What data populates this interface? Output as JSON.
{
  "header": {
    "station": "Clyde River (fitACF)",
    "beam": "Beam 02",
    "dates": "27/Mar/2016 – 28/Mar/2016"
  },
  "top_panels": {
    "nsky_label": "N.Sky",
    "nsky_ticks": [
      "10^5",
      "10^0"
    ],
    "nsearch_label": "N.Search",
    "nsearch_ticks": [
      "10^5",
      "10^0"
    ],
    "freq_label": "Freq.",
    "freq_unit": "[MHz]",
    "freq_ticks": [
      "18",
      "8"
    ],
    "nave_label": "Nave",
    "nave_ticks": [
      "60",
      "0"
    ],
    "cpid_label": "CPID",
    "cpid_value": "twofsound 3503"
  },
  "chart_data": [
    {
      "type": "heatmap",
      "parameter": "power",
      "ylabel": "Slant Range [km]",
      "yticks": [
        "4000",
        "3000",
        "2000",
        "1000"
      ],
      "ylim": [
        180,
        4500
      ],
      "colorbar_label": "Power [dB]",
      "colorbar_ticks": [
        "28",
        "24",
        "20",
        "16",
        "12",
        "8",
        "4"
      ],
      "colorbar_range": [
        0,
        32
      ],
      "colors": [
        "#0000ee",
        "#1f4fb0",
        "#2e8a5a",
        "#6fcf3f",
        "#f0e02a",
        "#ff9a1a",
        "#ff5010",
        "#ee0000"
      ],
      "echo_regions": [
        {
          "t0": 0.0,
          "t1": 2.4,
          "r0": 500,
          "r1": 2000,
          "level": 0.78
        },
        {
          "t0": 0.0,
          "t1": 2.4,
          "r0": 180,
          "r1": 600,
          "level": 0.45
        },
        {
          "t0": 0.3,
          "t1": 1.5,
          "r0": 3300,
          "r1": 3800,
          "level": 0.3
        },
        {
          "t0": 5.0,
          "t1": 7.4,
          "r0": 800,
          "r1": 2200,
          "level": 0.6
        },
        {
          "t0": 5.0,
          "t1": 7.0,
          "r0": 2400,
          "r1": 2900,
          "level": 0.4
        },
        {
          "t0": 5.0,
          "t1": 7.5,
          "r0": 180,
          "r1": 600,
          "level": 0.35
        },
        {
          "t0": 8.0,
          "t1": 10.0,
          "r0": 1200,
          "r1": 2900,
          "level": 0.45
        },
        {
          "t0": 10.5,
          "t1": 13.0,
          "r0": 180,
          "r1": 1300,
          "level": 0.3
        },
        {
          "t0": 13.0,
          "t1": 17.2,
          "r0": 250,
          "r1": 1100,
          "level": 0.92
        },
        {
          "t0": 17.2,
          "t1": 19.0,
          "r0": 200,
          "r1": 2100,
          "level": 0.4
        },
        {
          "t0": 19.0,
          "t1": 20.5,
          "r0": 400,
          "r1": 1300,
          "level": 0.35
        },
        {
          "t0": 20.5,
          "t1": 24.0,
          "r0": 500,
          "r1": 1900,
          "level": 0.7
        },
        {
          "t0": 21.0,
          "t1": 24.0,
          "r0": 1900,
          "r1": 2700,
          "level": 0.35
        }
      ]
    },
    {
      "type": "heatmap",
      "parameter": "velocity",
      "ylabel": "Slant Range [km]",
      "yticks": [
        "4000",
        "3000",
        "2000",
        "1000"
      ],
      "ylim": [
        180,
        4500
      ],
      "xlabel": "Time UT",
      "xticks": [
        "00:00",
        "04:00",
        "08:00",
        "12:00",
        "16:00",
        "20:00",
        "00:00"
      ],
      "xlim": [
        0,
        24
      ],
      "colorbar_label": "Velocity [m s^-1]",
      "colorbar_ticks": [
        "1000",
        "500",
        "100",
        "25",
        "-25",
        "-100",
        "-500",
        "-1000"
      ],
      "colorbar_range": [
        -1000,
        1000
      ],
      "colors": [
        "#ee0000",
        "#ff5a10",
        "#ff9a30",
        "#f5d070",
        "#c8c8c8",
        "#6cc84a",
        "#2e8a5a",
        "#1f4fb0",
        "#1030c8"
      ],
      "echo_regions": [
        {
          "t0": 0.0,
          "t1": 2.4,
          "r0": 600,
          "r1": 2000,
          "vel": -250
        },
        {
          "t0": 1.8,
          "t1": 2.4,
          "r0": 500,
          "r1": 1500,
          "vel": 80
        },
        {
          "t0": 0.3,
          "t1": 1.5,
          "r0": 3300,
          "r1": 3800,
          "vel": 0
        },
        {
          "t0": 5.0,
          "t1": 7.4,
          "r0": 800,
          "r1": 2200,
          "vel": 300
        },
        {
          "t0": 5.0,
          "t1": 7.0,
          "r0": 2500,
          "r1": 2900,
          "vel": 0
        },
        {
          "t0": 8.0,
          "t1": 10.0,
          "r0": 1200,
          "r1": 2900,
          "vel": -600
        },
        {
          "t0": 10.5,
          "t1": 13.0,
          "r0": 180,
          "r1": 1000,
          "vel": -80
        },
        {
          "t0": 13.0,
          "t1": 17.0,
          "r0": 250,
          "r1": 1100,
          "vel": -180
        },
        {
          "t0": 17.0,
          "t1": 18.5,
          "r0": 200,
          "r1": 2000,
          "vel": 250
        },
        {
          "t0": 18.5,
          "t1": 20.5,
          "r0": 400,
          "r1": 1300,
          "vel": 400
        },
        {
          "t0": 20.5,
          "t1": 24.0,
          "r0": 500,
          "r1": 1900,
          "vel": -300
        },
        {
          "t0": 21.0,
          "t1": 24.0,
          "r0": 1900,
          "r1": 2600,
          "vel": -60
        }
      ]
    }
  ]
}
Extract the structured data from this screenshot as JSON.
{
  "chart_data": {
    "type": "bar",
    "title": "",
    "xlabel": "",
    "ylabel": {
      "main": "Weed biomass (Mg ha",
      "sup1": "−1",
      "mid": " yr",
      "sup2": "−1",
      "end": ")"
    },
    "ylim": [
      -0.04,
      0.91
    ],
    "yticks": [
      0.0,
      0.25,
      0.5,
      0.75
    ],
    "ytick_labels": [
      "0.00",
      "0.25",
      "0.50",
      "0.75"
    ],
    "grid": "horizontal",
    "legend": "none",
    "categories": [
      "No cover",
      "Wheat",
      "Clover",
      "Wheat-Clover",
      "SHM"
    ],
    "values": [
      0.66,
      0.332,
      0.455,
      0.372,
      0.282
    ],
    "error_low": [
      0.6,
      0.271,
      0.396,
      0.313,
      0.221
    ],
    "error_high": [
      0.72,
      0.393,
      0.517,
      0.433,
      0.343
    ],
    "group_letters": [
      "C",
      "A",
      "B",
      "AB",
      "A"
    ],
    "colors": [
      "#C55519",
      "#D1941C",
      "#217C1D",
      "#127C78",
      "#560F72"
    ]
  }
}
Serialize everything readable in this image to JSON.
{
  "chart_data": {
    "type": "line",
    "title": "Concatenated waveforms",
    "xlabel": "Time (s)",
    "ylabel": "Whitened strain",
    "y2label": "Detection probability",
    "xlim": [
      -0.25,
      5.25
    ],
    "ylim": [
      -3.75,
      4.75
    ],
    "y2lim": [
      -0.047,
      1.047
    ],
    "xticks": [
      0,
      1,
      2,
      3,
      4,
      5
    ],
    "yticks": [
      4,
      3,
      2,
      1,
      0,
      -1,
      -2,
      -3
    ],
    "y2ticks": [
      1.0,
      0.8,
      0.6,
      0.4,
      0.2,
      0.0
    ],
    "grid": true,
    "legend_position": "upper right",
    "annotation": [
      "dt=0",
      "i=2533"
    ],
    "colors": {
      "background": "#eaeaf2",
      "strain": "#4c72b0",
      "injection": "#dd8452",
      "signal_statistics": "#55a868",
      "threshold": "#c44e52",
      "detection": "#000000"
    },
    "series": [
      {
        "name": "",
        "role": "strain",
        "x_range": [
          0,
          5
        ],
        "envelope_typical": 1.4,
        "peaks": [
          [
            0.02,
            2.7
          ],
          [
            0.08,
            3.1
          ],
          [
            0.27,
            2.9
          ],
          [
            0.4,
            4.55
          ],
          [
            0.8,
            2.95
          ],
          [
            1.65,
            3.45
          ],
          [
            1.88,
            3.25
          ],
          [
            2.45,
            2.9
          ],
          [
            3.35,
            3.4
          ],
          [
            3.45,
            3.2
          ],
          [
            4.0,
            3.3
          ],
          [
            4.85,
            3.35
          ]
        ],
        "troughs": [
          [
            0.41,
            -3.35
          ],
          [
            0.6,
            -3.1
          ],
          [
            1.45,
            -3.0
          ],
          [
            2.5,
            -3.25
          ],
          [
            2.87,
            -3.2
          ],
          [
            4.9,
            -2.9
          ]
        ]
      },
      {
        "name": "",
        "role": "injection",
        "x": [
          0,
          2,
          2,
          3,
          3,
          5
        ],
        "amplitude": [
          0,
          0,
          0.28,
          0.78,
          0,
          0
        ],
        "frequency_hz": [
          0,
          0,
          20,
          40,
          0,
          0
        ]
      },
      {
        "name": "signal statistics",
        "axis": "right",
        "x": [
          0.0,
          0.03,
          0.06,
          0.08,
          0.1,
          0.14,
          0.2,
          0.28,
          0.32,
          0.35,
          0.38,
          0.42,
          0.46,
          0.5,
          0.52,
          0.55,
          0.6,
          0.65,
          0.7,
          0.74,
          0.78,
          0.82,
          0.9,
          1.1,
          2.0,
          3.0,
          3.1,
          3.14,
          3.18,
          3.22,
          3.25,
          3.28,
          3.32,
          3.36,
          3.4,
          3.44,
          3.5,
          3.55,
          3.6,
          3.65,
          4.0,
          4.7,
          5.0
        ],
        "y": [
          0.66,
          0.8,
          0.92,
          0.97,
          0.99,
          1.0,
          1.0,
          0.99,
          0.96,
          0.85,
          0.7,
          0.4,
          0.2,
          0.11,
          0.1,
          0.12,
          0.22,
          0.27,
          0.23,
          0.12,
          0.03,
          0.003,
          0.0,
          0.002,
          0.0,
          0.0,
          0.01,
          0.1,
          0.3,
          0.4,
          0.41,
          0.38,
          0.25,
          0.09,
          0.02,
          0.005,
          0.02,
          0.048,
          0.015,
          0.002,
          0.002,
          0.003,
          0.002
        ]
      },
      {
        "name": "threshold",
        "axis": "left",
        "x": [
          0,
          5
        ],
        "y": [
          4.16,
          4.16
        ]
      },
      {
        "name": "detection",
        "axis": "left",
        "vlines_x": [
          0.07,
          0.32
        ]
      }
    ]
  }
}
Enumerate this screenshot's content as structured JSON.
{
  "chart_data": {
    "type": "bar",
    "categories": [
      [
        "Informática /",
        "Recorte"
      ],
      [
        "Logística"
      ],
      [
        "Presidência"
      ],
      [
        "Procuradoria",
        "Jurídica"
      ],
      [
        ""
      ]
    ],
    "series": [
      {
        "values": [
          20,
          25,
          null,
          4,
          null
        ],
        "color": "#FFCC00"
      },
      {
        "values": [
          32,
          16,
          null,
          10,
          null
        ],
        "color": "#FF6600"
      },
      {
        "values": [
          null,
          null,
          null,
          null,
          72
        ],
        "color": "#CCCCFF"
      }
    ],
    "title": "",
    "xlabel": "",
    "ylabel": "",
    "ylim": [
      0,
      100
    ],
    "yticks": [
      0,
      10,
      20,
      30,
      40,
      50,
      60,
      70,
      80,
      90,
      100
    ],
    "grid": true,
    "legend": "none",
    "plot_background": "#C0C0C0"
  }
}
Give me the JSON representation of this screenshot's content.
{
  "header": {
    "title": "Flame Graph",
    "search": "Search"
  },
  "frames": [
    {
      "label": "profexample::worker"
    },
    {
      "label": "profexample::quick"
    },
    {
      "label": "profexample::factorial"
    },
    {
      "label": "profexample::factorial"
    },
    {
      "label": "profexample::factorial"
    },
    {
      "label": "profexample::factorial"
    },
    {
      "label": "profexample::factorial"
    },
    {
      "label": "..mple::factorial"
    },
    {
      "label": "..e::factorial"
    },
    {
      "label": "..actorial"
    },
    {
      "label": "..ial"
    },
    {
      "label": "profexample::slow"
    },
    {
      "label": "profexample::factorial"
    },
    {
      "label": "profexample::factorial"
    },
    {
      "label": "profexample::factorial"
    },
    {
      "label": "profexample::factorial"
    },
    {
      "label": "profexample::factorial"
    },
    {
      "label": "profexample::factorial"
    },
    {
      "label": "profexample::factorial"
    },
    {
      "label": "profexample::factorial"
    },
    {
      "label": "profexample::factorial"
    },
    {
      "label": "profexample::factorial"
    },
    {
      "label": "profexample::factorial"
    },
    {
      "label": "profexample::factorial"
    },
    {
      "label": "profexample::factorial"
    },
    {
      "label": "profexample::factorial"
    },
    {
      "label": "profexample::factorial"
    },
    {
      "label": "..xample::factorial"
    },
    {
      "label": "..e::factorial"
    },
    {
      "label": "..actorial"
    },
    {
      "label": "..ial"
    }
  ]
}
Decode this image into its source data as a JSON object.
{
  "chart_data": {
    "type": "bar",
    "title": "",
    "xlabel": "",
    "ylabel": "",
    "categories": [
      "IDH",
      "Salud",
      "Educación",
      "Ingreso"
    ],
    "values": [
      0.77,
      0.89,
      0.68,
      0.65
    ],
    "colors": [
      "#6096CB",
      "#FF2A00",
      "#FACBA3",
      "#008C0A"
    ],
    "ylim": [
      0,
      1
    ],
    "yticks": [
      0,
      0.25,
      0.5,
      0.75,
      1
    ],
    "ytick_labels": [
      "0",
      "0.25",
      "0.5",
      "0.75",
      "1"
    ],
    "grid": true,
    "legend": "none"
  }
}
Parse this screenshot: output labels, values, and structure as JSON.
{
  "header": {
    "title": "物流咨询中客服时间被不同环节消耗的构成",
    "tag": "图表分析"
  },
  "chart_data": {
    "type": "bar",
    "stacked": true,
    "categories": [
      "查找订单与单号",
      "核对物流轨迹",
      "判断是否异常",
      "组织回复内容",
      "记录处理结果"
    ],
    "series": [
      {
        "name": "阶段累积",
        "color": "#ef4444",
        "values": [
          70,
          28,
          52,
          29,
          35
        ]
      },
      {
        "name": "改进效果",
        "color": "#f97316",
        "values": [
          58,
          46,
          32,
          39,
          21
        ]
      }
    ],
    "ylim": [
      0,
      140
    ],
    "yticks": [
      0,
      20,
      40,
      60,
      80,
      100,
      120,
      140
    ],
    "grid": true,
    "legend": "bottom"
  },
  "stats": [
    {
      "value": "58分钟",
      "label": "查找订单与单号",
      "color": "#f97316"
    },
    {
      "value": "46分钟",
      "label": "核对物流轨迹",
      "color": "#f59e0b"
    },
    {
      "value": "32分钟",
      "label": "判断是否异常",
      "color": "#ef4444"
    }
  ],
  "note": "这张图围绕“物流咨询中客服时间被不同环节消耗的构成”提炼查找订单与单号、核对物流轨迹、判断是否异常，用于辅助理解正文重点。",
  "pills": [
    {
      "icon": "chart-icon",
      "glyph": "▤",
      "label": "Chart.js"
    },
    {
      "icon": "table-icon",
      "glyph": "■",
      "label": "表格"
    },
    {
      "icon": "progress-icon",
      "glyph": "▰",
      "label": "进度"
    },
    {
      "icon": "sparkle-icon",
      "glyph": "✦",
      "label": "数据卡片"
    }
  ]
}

────────────────

:: Task brief ::
Copy each line above containing the string "name".

:: Reply ::
        "name": "",
        "name": "",
        "name": "signal statistics",
        "name": "threshold",
        "name": "detection",
        "name": "阶段累积",
        "name": "改进效果",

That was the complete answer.